--- Task details ---
Find each line with "unloaded" and copy it.

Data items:
☆ ☆ ☆ ☆ ☆

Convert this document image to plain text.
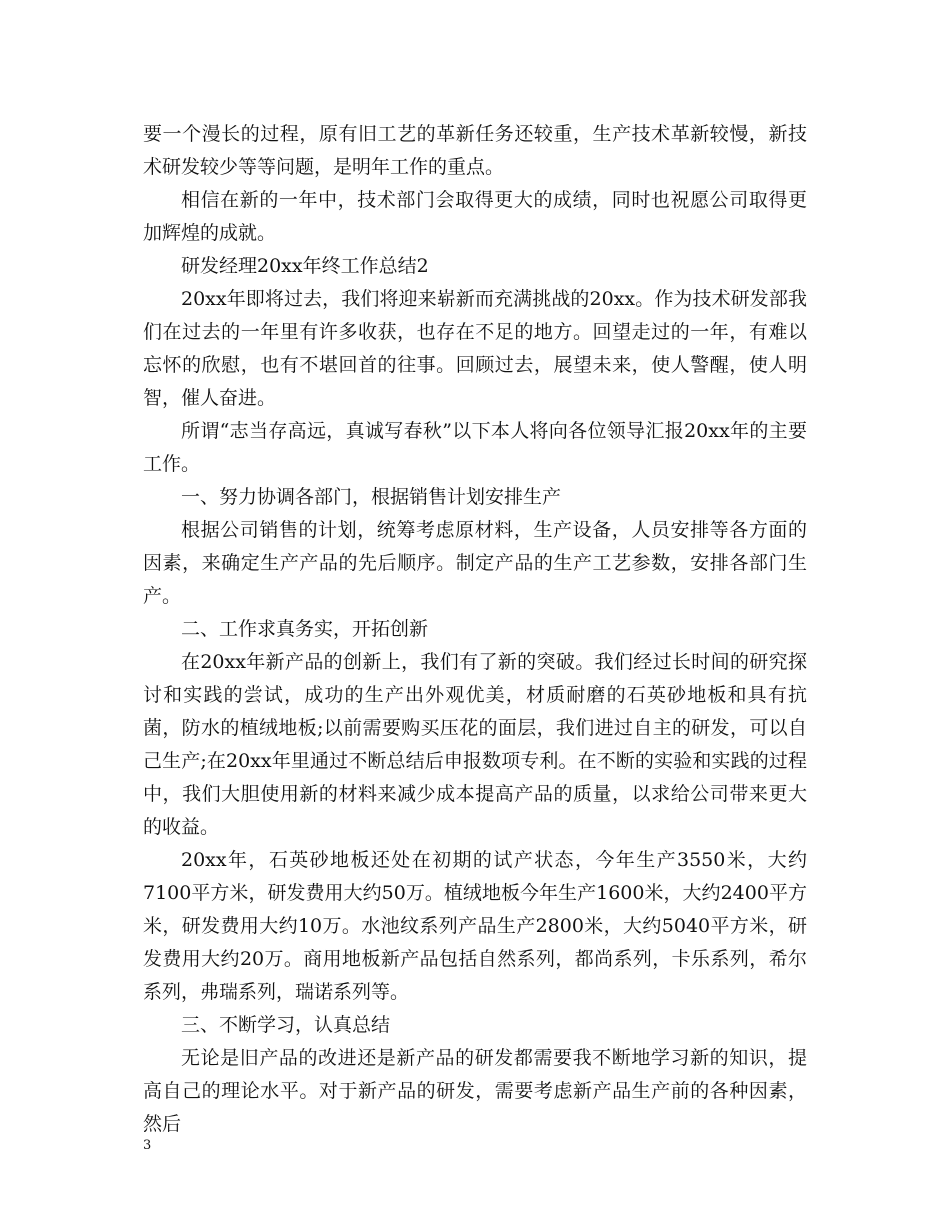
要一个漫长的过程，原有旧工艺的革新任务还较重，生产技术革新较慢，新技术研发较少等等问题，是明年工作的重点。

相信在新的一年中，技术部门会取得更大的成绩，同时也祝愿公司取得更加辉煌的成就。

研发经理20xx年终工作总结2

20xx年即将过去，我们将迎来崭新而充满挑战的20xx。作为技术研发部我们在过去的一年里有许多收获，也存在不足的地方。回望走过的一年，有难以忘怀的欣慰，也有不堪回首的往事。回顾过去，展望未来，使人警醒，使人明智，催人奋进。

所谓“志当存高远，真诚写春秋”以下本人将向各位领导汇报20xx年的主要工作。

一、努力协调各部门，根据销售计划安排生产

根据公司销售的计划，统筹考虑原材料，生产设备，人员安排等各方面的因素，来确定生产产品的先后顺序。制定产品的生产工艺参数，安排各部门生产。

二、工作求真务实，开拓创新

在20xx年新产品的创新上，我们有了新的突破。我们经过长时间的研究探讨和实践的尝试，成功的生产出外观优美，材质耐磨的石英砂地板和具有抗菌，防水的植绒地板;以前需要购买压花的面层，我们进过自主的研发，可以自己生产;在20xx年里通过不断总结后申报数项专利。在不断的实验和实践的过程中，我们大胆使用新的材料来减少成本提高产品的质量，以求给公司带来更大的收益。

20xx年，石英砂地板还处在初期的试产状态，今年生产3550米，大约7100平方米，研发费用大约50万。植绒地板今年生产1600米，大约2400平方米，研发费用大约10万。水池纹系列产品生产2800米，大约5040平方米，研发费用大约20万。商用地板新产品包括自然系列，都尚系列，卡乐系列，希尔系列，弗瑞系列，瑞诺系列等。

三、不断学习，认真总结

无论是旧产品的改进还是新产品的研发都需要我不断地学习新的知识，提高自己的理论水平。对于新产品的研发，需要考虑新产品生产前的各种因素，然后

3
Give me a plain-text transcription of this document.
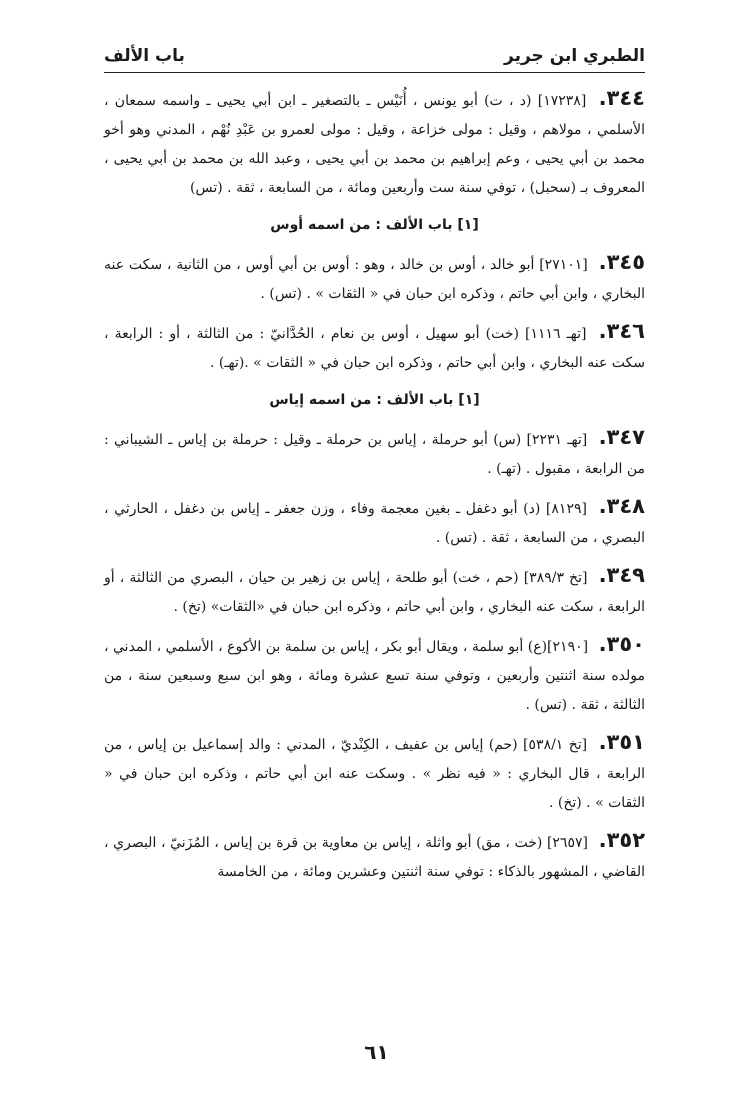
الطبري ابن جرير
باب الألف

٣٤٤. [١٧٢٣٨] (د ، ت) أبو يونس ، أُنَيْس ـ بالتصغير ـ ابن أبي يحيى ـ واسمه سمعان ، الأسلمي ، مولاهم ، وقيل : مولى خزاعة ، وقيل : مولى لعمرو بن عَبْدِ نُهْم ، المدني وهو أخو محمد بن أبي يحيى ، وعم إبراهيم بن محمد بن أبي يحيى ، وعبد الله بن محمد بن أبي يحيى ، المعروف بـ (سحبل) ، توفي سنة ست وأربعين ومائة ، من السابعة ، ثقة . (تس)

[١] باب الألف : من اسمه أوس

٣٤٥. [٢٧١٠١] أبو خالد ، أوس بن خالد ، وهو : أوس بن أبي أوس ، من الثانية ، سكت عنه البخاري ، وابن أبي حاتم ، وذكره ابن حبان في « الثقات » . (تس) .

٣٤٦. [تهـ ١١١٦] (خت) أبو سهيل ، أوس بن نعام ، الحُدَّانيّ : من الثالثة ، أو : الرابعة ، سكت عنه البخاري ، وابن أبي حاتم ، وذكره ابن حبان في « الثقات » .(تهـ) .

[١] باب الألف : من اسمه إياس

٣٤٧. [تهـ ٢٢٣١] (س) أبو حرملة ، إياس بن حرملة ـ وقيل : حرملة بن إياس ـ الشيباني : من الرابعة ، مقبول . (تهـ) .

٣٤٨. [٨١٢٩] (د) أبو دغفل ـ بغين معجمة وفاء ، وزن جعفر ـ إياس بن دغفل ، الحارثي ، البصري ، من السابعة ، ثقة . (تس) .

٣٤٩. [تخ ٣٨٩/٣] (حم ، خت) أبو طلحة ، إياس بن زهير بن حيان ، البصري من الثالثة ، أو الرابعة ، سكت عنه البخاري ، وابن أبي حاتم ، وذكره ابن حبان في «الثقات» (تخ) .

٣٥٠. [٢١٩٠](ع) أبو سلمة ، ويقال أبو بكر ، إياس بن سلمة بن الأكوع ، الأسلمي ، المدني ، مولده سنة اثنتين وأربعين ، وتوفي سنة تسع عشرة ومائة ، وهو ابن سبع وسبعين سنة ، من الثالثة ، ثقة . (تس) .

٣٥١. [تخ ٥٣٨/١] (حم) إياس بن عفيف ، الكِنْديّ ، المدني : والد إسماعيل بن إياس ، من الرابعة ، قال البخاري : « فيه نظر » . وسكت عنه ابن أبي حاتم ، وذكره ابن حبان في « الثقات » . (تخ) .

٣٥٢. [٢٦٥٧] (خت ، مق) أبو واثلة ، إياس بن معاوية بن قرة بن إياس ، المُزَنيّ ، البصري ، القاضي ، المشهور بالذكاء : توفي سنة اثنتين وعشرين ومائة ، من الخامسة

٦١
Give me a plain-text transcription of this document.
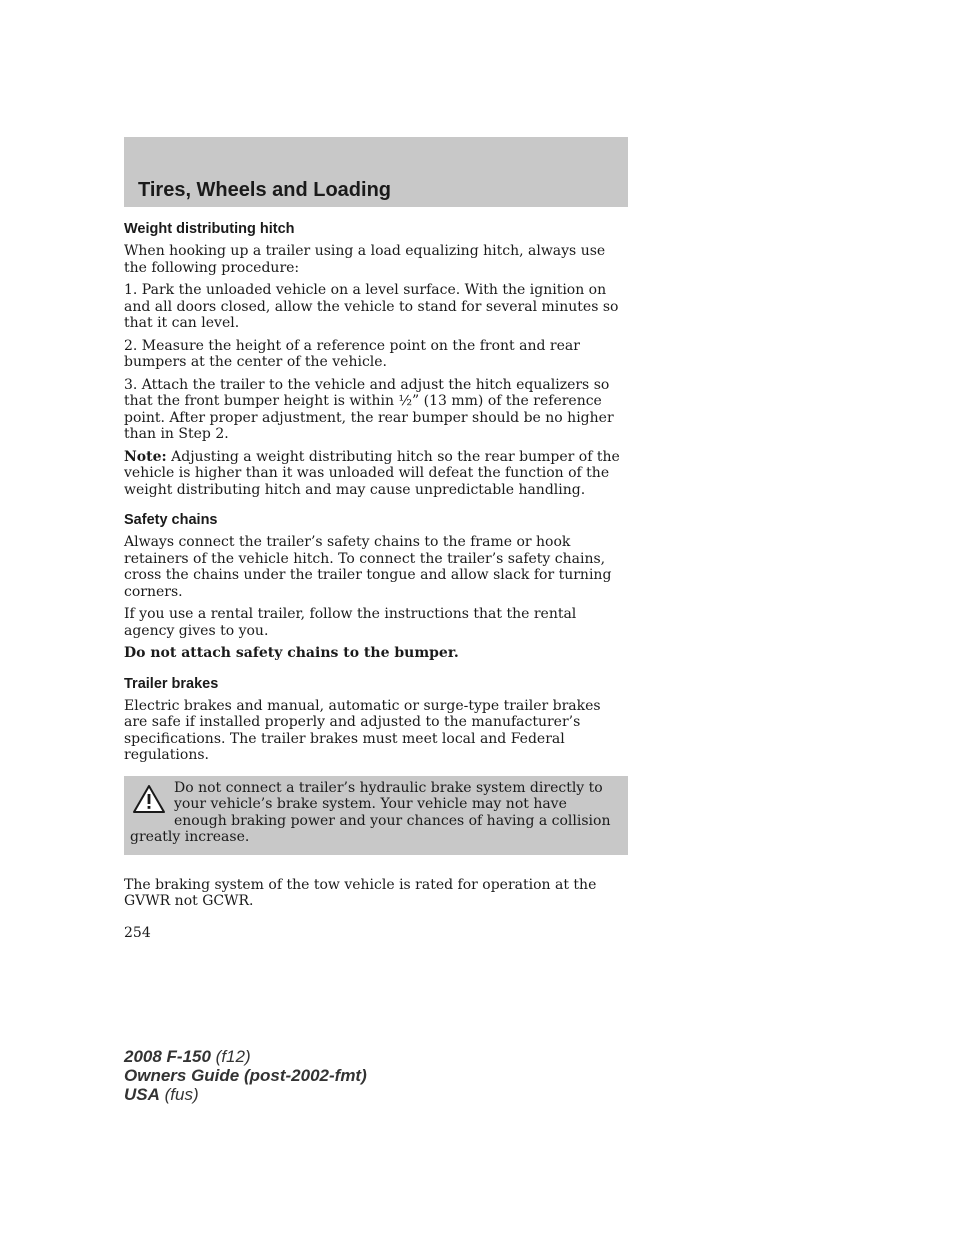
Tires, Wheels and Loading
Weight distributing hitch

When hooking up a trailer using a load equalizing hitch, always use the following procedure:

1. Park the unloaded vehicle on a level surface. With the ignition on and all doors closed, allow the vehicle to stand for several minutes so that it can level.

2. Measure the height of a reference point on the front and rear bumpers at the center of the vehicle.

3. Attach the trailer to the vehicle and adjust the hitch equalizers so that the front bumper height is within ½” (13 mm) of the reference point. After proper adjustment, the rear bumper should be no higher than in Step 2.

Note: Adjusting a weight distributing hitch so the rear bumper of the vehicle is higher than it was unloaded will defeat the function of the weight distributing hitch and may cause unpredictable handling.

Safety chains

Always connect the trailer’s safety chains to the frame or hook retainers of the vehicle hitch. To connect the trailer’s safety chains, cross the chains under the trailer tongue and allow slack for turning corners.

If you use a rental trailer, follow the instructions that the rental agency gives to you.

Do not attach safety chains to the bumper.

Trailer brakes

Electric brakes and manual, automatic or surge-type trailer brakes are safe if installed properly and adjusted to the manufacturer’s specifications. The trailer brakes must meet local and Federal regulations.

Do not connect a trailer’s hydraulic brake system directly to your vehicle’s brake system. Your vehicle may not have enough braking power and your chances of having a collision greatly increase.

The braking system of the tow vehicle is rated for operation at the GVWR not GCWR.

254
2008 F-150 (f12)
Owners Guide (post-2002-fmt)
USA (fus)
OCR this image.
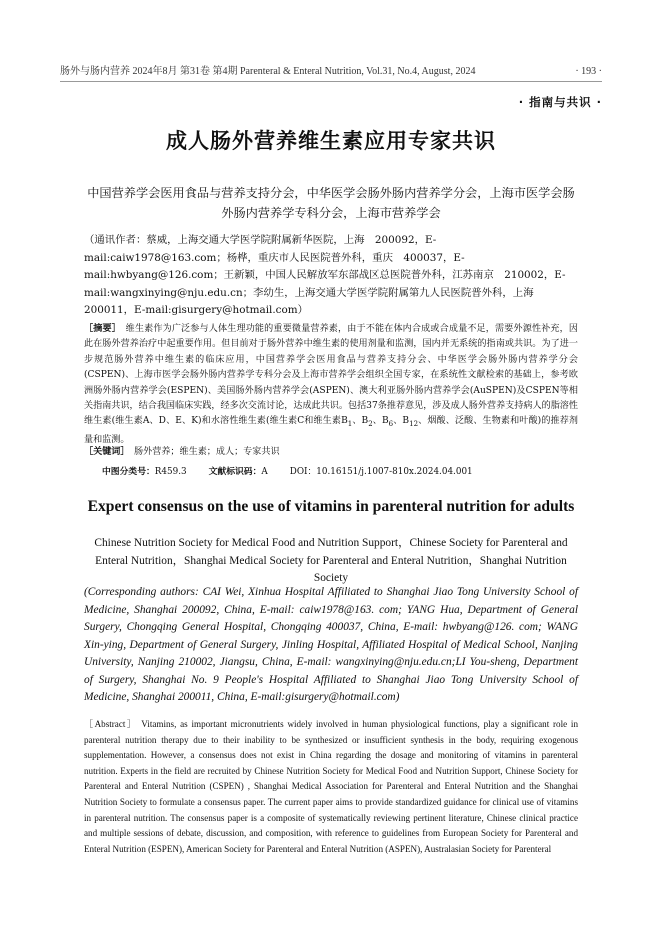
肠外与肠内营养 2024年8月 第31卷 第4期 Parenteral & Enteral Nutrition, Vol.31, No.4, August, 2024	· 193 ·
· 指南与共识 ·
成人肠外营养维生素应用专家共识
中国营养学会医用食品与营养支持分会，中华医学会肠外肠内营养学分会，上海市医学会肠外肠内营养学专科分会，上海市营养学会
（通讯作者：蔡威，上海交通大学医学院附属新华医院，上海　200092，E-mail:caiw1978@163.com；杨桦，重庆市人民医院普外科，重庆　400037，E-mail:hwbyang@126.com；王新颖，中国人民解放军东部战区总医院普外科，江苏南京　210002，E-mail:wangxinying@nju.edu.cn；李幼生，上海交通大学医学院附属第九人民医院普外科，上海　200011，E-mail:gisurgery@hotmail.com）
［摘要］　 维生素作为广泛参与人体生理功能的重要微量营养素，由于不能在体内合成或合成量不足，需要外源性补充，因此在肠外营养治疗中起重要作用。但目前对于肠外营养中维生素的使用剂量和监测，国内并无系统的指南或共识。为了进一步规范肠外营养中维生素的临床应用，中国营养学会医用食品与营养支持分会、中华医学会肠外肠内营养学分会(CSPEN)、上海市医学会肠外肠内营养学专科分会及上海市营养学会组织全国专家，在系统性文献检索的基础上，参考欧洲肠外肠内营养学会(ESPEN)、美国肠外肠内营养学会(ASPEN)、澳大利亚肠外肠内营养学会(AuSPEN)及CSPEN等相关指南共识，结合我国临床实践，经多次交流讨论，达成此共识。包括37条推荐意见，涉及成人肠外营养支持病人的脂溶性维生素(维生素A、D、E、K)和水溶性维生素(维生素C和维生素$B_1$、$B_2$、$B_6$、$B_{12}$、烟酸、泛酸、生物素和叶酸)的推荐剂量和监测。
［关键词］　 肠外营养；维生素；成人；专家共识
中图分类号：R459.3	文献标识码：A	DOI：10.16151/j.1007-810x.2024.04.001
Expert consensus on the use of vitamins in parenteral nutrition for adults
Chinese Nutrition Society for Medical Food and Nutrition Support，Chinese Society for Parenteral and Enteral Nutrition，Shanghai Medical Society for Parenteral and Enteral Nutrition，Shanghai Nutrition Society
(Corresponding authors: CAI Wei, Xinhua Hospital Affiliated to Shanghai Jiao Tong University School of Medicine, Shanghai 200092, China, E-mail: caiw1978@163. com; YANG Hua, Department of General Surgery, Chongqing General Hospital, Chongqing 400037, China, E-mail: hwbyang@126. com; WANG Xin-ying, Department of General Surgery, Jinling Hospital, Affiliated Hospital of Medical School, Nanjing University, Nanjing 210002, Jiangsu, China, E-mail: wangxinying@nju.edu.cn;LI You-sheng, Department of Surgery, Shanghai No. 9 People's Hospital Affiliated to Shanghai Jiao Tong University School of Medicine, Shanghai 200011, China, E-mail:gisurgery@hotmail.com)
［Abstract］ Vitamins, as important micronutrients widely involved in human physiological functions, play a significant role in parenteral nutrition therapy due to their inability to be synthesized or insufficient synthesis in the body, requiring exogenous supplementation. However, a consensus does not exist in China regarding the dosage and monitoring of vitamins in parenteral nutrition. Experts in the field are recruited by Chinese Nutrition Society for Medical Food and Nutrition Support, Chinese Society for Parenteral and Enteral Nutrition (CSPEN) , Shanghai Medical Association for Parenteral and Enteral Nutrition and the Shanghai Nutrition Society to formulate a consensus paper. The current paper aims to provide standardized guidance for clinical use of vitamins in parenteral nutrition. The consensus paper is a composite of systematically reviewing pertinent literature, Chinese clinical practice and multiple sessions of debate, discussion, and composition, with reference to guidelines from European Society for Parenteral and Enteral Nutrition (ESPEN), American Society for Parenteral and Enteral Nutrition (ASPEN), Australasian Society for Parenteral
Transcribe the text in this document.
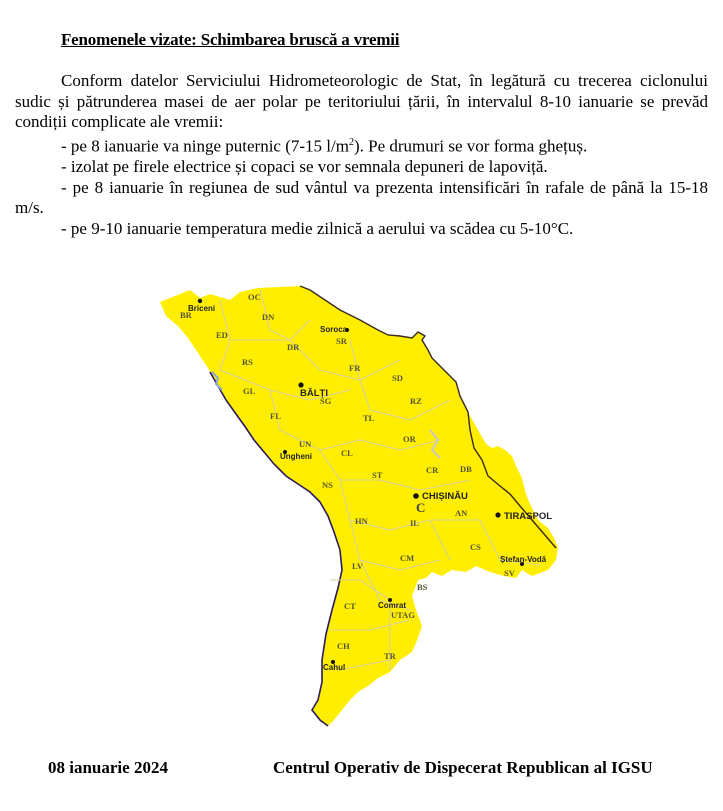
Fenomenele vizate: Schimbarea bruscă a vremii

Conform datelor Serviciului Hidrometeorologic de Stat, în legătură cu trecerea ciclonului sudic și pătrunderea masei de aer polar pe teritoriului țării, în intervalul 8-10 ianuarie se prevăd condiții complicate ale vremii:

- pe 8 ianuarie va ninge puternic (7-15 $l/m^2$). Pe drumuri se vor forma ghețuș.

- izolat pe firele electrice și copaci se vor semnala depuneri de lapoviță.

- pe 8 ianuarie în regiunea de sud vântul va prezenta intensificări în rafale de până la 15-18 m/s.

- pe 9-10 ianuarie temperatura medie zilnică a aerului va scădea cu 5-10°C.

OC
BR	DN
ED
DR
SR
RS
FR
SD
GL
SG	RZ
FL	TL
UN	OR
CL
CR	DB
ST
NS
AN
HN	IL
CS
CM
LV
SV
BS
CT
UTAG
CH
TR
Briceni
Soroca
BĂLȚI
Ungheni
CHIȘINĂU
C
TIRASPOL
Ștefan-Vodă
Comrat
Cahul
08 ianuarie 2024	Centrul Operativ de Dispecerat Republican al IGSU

☆ ☆ ☆ ☆ ☆

--- Solution to this task ---
1. Park the unloaded vehicle on a level surface. With the ignition on and all doors closed, allow the vehicle to stand for several minutes so that it can level.
Note: Adjusting a weight distributing hitch so the rear bumper of the vehicle is higher than it was unloaded will defeat the function of the weight distributing hitch and may cause unpredictable handling.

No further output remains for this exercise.